** Excerpted text follows **
Add a table

Before we add a table, register your email and password to login. Registration will create an identity unique to the document, and you can read more about authentication! Once you have registered, we can now connect to the document. Since the webapp demo doesn't have a forgot password feature, please don't lose that password!

So, now, let's add a table. However, this is putting the cart before the horse and we need a mission! We are going to create a contact support tool which allows users to register for and ask questions about their service. Since we already have the user's email, we primarily need to record a message and some kind of response from the service provider when it is provided. We first create record to collect.

record SupportTicket {
  public int id;
  public int user_id;
  public string request;
  public int responder_id;
  public bool responded;
  public string response;
}

With the SupportTicket in hand, we create a table to hold the records.

table<SupportTicket> _tickets;

The underscore (_) is not needed, but it has emerged as a useful convention because tables are always private. With the table, we now create a message for a user to create a ticket.

message CreateTicket {
  string request;
}

And then we create a channel to accept the message from the user to write into the table. We write this using two different approaches and then compare and contrast. First, we simply ingest an anonymous message with the data at hand. This requires finding the user's id by looking up within the template's _users table by the principal against the sender of the message (denoted by @who)

channel create_ticket_uhmmm(CreateTicket ct) {
  if( (iterate _users where_as x: x.who == @who)[0] as user) {
    _tickets <- {user_id:user.id, request:ct.request};
  }
}

While this works, this has the disadvantage that adding a new field to the record and message now requires updating create_ticket_1. Instead, we want to simply ingest the data immediately and then patch it.
** End of Excerpted text **
- _Required actions_:
(a) Decide whether each statement agrees with the table tutorial. Answer yes or no for each, and quote the words from the tutorial that decide it.
(i) Tables are always private.
(ii) The webapp demo has a forgot password feature.
(iii) The underscore at the start of _tickets is required.
(b) According to the table tutorial, what kind of tool is being built?
(c) Pick up the table tutorial after its last sentence and continue writing it.
** Records follows **
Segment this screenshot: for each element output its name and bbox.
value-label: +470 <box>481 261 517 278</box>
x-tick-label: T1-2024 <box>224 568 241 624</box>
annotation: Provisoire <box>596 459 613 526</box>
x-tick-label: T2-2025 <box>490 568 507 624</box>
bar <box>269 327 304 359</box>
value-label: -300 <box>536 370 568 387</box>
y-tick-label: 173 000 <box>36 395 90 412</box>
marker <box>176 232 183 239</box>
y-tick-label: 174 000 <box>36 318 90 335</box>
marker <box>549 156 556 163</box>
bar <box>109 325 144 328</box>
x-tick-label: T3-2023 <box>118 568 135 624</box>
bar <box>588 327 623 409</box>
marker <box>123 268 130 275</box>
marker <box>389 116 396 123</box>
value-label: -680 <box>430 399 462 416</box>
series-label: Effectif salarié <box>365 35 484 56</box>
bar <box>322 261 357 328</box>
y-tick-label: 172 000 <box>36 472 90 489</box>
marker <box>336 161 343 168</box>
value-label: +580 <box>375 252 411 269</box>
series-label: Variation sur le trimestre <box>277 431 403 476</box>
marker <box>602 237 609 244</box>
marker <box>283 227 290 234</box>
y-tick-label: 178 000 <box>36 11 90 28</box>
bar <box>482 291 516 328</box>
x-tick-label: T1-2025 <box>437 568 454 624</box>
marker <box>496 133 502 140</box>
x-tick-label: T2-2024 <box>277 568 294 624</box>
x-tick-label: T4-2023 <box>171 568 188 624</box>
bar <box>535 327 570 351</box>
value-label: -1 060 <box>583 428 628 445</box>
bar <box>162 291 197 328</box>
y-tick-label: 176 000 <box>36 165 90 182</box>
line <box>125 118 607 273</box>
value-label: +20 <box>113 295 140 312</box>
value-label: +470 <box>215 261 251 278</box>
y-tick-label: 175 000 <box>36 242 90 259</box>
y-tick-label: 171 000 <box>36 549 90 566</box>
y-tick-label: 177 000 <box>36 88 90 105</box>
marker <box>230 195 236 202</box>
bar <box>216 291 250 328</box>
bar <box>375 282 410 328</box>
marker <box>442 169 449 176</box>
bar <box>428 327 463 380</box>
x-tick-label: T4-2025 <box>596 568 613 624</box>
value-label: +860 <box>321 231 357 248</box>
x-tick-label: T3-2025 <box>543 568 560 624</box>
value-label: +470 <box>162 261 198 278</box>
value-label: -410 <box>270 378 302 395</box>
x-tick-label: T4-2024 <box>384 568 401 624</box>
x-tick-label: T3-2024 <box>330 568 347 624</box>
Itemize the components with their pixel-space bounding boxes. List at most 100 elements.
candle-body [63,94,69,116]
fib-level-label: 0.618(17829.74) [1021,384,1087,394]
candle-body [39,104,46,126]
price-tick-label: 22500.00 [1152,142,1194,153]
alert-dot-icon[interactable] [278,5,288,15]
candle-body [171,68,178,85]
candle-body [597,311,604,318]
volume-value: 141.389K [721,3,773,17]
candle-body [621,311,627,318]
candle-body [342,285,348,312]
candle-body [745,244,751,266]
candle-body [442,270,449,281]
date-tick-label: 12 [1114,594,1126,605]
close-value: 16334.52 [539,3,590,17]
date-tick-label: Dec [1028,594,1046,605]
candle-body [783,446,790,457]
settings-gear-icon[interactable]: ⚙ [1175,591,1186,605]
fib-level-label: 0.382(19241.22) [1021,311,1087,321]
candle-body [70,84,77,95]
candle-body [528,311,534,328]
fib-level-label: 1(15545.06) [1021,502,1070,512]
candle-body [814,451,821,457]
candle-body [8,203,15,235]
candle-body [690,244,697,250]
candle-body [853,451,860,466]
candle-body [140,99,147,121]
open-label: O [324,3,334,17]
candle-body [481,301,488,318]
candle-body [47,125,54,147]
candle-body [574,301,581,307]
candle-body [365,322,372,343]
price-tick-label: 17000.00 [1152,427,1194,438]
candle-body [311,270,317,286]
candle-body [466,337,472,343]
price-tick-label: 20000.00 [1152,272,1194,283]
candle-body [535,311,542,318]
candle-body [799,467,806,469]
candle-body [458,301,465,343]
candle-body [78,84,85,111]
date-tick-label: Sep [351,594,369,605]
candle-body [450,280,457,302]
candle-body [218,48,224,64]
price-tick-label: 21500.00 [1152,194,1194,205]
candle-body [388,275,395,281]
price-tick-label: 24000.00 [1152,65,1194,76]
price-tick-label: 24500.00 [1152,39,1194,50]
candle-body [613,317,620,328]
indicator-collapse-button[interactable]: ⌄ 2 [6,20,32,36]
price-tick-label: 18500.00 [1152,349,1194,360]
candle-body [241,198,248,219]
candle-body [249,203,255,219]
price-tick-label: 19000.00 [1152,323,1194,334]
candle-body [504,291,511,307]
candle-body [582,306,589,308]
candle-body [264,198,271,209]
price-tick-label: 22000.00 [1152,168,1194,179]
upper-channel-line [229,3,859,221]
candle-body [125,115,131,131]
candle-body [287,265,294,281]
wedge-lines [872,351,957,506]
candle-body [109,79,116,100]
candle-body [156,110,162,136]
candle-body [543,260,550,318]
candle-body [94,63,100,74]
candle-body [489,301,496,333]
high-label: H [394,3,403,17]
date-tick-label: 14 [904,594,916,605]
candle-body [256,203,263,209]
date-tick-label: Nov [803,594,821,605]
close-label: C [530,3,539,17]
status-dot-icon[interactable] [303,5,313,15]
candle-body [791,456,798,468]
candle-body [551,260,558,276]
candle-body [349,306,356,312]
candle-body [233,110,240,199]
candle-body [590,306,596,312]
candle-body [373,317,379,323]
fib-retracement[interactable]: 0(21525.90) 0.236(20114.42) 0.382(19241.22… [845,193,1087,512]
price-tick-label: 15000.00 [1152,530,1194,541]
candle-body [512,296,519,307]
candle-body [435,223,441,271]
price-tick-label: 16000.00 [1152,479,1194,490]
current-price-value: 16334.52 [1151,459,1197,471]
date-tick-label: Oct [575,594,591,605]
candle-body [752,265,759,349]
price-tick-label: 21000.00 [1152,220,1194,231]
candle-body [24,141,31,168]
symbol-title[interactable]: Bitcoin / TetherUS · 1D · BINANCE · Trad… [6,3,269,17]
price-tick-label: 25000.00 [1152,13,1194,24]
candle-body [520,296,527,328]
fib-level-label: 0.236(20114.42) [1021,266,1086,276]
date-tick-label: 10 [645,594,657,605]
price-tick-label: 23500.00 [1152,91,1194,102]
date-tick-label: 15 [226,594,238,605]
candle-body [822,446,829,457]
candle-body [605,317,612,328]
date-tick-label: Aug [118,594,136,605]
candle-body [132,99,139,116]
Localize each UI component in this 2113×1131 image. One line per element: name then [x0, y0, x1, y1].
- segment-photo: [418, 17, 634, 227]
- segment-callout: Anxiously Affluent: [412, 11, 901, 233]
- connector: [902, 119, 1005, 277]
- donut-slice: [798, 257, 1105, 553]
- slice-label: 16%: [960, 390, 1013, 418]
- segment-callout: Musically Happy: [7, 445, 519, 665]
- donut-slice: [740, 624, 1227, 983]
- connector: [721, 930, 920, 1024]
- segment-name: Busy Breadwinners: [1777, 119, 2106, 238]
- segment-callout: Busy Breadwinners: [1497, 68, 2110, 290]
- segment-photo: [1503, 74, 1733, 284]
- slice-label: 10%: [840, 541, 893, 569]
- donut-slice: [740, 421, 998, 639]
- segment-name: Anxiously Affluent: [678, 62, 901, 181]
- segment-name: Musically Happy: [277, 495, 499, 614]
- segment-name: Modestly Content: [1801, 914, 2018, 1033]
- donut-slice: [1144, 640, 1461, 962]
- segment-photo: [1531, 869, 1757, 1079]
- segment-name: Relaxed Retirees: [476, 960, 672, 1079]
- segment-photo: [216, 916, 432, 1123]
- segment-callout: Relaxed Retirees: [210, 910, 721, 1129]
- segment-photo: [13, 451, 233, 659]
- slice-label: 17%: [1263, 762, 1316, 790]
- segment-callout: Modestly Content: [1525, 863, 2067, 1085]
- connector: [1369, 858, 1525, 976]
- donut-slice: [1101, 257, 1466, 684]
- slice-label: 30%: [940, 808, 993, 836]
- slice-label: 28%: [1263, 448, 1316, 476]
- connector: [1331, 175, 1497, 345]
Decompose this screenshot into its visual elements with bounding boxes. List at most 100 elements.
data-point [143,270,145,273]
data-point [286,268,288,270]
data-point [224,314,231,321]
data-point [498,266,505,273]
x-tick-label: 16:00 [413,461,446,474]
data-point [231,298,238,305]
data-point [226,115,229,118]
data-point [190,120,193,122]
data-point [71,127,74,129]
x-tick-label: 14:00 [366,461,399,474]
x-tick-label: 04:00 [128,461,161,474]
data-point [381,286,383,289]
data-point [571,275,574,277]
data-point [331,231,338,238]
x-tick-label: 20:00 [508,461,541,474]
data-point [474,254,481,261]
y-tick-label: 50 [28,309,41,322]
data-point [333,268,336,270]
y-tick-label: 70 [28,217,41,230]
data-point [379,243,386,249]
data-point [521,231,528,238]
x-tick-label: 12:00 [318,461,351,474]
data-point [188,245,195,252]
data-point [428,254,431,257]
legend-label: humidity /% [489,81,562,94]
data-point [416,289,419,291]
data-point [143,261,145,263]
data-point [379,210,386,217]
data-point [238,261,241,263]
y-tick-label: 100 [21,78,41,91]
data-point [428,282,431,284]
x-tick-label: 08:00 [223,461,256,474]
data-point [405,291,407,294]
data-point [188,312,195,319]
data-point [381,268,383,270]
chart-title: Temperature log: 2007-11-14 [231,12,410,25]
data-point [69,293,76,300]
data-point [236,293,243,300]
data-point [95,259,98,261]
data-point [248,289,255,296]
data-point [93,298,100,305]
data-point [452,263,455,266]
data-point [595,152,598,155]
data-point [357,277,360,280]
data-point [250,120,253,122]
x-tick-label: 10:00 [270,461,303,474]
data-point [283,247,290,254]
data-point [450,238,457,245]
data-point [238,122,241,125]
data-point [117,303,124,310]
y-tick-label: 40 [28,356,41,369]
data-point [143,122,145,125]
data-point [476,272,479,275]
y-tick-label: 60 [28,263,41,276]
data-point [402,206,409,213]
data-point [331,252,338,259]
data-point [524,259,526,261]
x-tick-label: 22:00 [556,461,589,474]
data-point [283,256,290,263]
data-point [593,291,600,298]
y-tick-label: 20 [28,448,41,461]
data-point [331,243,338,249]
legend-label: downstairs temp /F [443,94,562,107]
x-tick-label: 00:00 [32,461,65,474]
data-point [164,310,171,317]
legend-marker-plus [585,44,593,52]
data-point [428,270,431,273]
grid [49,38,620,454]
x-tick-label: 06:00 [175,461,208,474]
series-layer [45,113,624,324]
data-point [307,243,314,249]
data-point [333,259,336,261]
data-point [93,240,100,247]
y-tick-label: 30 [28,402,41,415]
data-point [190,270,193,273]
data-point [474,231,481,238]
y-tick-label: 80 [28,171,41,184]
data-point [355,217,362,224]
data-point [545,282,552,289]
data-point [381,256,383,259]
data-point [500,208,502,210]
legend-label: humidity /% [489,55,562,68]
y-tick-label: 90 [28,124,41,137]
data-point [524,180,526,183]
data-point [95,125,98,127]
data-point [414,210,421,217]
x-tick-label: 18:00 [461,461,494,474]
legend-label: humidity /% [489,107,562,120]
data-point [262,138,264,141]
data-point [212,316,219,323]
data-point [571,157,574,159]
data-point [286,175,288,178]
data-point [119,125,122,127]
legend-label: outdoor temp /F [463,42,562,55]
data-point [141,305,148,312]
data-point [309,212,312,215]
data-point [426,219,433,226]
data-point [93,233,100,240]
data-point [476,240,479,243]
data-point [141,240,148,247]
** End of Records **
- _Set of answers_:
(a)
(i) Yes: "tables are always private"
(ii) No: "the webapp demo doesn't have a forgot password feature"
(iii) No: "The underscore (_) is not needed"

(b) A contact support tool which allows users to register for and ask questions about their service.

(c)
channel create_ticket(CreateTicket ct) {
  if( (iterate _users where_as x: x.who == @who)[0] as user) {
    _tickets <- ct as ticket_id;
    if( (iterate _tickets where id == ticket_id)[0] as ticket) {
      ticket.user_id = user.id;
    } else {
      // impossible! but... in case
      abort;
    }
  }
}

This has the advantage that a field added to both the SupportTicket and CreateTicket types will flow because the ingestion <- operator is an effective merge of the right hand side into the left hand side.

We can test this by simply exposing all the tickets via a formula;

public formula tickets = iterate _tickets;

Once you save this (and there are no errors in the devbox), you can go to [http://localhost:8080/], sign in, and then click the little wifi icon in the bottom right. This will bring up the debugger where you can use the form to inject data directly into the backend by calling a channel. Have fun playing with the debugger.

Let's update the /product page by editing the frontend/initial.rx.html file and changing the /product page to

    <page uri="/product">
        This is the product!
        <connection use-domain name="product">
            <ul rx:iterate="others">
                <li><lookup path="email" /></li>
            </ul>
            <table>
                <tbody rx:iterate="tickets">
                    <tr><td><lookup path="request" /></td></tr>
                </tbody>
            </table>
        </connection>
    </page>

This will iterate over the tickets and show the request in a table's column. We can use the debugger to populate this column as we are viewing the page!